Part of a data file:
◇ ◇ ◇
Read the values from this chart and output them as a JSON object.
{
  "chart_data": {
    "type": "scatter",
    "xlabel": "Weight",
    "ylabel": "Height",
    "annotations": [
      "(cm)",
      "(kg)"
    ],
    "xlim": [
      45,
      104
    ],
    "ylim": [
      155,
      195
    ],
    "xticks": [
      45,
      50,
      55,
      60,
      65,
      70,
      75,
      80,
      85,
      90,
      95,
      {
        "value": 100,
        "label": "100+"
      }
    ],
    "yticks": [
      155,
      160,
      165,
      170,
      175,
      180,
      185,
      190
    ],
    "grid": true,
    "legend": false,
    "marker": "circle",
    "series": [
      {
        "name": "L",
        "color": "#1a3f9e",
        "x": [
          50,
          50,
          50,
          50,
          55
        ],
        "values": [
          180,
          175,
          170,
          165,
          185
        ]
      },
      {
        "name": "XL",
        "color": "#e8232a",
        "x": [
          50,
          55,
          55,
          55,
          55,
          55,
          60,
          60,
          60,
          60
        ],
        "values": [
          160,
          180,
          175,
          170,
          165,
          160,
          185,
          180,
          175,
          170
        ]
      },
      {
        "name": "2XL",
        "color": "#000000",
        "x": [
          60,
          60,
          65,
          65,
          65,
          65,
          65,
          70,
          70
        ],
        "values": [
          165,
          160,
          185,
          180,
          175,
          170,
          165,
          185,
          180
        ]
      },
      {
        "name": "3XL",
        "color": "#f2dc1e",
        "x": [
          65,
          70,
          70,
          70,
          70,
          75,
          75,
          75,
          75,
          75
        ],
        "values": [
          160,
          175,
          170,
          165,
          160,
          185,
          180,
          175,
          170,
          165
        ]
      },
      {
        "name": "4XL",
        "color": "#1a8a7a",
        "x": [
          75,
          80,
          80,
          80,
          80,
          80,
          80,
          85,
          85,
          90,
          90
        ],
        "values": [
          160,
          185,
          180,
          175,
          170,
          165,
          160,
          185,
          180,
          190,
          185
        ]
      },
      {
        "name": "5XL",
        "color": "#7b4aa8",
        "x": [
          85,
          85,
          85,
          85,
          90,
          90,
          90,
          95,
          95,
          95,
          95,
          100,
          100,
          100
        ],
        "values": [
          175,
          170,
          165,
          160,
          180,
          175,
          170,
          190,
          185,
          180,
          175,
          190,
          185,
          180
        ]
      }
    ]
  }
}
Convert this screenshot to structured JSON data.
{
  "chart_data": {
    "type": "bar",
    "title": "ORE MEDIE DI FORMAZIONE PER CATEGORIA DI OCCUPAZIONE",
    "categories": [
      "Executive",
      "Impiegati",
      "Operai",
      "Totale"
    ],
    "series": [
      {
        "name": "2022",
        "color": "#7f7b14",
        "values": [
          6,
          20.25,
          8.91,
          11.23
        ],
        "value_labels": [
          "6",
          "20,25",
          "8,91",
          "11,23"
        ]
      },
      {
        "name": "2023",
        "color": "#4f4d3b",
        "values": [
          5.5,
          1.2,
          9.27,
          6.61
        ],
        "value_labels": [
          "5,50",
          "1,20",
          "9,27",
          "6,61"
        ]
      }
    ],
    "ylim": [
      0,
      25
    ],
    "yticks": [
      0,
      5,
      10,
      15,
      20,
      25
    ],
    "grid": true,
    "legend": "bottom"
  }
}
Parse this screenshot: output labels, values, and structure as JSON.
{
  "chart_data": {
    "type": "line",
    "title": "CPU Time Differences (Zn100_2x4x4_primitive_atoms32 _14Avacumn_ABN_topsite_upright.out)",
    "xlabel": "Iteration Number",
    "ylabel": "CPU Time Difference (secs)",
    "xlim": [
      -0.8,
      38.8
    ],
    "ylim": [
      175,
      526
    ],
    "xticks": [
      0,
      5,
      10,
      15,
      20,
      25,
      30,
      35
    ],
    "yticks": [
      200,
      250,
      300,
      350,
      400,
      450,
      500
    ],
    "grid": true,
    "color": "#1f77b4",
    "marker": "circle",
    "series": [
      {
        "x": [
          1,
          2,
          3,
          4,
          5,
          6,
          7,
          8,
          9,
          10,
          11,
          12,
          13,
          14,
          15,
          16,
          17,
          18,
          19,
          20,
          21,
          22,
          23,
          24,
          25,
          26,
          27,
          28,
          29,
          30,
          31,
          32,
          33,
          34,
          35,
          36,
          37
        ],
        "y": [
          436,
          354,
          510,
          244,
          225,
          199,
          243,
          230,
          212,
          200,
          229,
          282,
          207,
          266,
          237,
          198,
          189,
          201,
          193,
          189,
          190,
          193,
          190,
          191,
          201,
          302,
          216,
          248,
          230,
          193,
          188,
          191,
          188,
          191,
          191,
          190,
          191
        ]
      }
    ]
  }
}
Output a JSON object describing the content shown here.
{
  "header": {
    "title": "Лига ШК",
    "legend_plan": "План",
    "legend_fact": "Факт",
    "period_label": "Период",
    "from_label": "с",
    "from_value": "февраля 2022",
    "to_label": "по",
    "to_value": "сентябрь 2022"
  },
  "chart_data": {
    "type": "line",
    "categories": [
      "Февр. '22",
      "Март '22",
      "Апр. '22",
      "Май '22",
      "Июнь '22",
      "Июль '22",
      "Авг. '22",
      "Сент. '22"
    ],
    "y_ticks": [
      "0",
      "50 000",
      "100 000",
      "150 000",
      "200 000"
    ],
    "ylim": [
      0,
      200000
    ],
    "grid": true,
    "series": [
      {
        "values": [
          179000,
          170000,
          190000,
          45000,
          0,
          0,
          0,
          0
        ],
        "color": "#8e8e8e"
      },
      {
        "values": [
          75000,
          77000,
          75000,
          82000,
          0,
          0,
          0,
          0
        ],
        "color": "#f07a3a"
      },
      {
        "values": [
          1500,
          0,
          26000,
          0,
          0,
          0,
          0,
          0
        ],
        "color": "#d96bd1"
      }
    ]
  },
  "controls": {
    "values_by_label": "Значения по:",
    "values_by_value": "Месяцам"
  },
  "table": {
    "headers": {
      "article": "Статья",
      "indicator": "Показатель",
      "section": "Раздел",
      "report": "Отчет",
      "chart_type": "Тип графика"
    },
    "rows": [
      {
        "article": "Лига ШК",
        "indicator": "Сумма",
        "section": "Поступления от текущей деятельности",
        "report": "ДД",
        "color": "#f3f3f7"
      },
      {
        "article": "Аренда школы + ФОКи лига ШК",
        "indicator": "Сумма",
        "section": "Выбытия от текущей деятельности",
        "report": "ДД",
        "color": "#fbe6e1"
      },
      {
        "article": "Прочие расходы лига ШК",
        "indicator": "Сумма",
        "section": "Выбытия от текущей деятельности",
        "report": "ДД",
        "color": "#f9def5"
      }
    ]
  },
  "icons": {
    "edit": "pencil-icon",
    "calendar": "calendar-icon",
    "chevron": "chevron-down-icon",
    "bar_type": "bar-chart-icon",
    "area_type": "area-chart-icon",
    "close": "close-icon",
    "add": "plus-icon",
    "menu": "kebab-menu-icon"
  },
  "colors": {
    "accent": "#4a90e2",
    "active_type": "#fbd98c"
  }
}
◇ ◇ ◇
__YOUR GOAL__: Nothing may be left out: return each entry exactly as it reads.

__COMPLETED TASK__:
Read the values from this chart and output them as a JSON object.
{
  "chart_data": {
    "type": "scatter",
    "xlabel": "Weight",
    "ylabel": "Height",
    "annotations": [
      "(cm)",
      "(kg)"
    ],
    "xlim": [
      45,
      104
    ],
    "ylim": [
      155,
      195
    ],
    "xticks": [
      45,
      50,
      55,
      60,
      65,
      70,
      75,
      80,
      85,
      90,
      95,
      {
        "value": 100,
        "label": "100+"
      }
    ],
    "yticks": [
      155,
      160,
      165,
      170,
      175,
      180,
      185,
      190
    ],
    "grid": true,
    "legend": false,
    "marker": "circle",
    "series": [
      {
        "name": "L",
        "color": "#1a3f9e",
        "x": [
          50,
          50,
          50,
          50,
          55
        ],
        "values": [
          180,
          175,
          170,
          165,
          185
        ]
      },
      {
        "name": "XL",
        "color": "#e8232a",
        "x": [
          50,
          55,
          55,
          55,
          55,
          55,
          60,
          60,
          60,
          60
        ],
        "values": [
          160,
          180,
          175,
          170,
          165,
          160,
          185,
          180,
          175,
          170
        ]
      },
      {
        "name": "2XL",
        "color": "#000000",
        "x": [
          60,
          60,
          65,
          65,
          65,
          65,
          65,
          70,
          70
        ],
        "values": [
          165,
          160,
          185,
          180,
          175,
          170,
          165,
          185,
          180
        ]
      },
      {
        "name": "3XL",
        "color": "#f2dc1e",
        "x": [
          65,
          70,
          70,
          70,
          70,
          75,
          75,
          75,
          75,
          75
        ],
        "values": [
          160,
          175,
          170,
          165,
          160,
          185,
          180,
          175,
          170,
          165
        ]
      },
      {
        "name": "4XL",
        "color": "#1a8a7a",
        "x": [
          75,
          80,
          80,
          80,
          80,
          80,
          80,
          85,
          85,
          90,
          90
        ],
        "values": [
          160,
          185,
          180,
          175,
          170,
          165,
          160,
          185,
          180,
          190,
          185
        ]
      },
      {
        "name": "5XL",
        "color": "#7b4aa8",
        "x": [
          85,
          85,
          85,
          85,
          90,
          90,
          90,
          95,
          95,
          95,
          95,
          100,
          100,
          100
        ],
        "values": [
          175,
          170,
          165,
          160,
          180,
          175,
          170,
          190,
          185,
          180,
          175,
          190,
          185,
          180
        ]
      }
    ]
  }
}
Convert this screenshot to structured JSON data.
{
  "chart_data": {
    "type": "bar",
    "title": "ORE MEDIE DI FORMAZIONE PER CATEGORIA DI OCCUPAZIONE",
    "categories": [
      "Executive",
      "Impiegati",
      "Operai",
      "Totale"
    ],
    "series": [
      {
        "name": "2022",
        "color": "#7f7b14",
        "values": [
          6,
          20.25,
          8.91,
          11.23
        ],
        "value_labels": [
          "6",
          "20,25",
          "8,91",
          "11,23"
        ]
      },
      {
        "name": "2023",
        "color": "#4f4d3b",
        "values": [
          5.5,
          1.2,
          9.27,
          6.61
        ],
        "value_labels": [
          "5,50",
          "1,20",
          "9,27",
          "6,61"
        ]
      }
    ],
    "ylim": [
      0,
      25
    ],
    "yticks": [
      0,
      5,
      10,
      15,
      20,
      25
    ],
    "grid": true,
    "legend": "bottom"
  }
}
Parse this screenshot: output labels, values, and structure as JSON.
{
  "chart_data": {
    "type": "line",
    "title": "CPU Time Differences (Zn100_2x4x4_primitive_atoms32 _14Avacumn_ABN_topsite_upright.out)",
    "xlabel": "Iteration Number",
    "ylabel": "CPU Time Difference (secs)",
    "xlim": [
      -0.8,
      38.8
    ],
    "ylim": [
      175,
      526
    ],
    "xticks": [
      0,
      5,
      10,
      15,
      20,
      25,
      30,
      35
    ],
    "yticks": [
      200,
      250,
      300,
      350,
      400,
      450,
      500
    ],
    "grid": true,
    "color": "#1f77b4",
    "marker": "circle",
    "series": [
      {
        "x": [
          1,
          2,
          3,
          4,
          5,
          6,
          7,
          8,
          9,
          10,
          11,
          12,
          13,
          14,
          15,
          16,
          17,
          18,
          19,
          20,
          21,
          22,
          23,
          24,
          25,
          26,
          27,
          28,
          29,
          30,
          31,
          32,
          33,
          34,
          35,
          36,
          37
        ],
        "y": [
          436,
          354,
          510,
          244,
          225,
          199,
          243,
          230,
          212,
          200,
          229,
          282,
          207,
          266,
          237,
          198,
          189,
          201,
          193,
          189,
          190,
          193,
          190,
          191,
          201,
          302,
          216,
          248,
          230,
          193,
          188,
          191,
          188,
          191,
          191,
          190,
          191
        ]
      }
    ]
  }
}
Output a JSON object describing the content shown here.
{
  "header": {
    "title": "Лига ШК",
    "legend_plan": "План",
    "legend_fact": "Факт",
    "period_label": "Период",
    "from_label": "с",
    "from_value": "февраля 2022",
    "to_label": "по",
    "to_value": "сентябрь 2022"
  },
  "chart_data": {
    "type": "line",
    "categories": [
      "Февр. '22",
      "Март '22",
      "Апр. '22",
      "Май '22",
      "Июнь '22",
      "Июль '22",
      "Авг. '22",
      "Сент. '22"
    ],
    "y_ticks": [
      "0",
      "50 000",
      "100 000",
      "150 000",
      "200 000"
    ],
    "ylim": [
      0,
      200000
    ],
    "grid": true,
    "series": [
      {
        "values": [
          179000,
          170000,
          190000,
          45000,
          0,
          0,
          0,
          0
        ],
        "color": "#8e8e8e"
      },
      {
        "values": [
          75000,
          77000,
          75000,
          82000,
          0,
          0,
          0,
          0
        ],
        "color": "#f07a3a"
      },
      {
        "values": [
          1500,
          0,
          26000,
          0,
          0,
          0,
          0,
          0
        ],
        "color": "#d96bd1"
      }
    ]
  },
  "controls": {
    "values_by_label": "Значения по:",
    "values_by_value": "Месяцам"
  },
  "table": {
    "headers": {
      "article": "Статья",
      "indicator": "Показатель",
      "section": "Раздел",
      "report": "Отчет",
      "chart_type": "Тип графика"
    },
    "rows": [
      {
        "article": "Лига ШК",
        "indicator": "Сумма",
        "section": "Поступления от текущей деятельности",
        "report": "ДД",
        "color": "#f3f3f7"
      },
      {
        "article": "Аренда школы + ФОКи лига ШК",
        "indicator": "Сумма",
        "section": "Выбытия от текущей деятельности",
        "report": "ДД",
        "color": "#fbe6e1"
      },
      {
        "article": "Прочие расходы лига ШК",
        "indicator": "Сумма",
        "section": "Выбытия от текущей деятельности",
        "report": "ДД",
        "color": "#f9def5"
      }
    ]
  },
  "icons": {
    "edit": "pencil-icon",
    "calendar": "calendar-icon",
    "chevron": "chevron-down-icon",
    "bar_type": "bar-chart-icon",
    "area_type": "area-chart-icon",
    "close": "close-icon",
    "add": "plus-icon",
    "menu": "kebab-menu-icon"
  },
  "colors": {
    "accent": "#4a90e2",
    "active_type": "#fbd98c"
  }
}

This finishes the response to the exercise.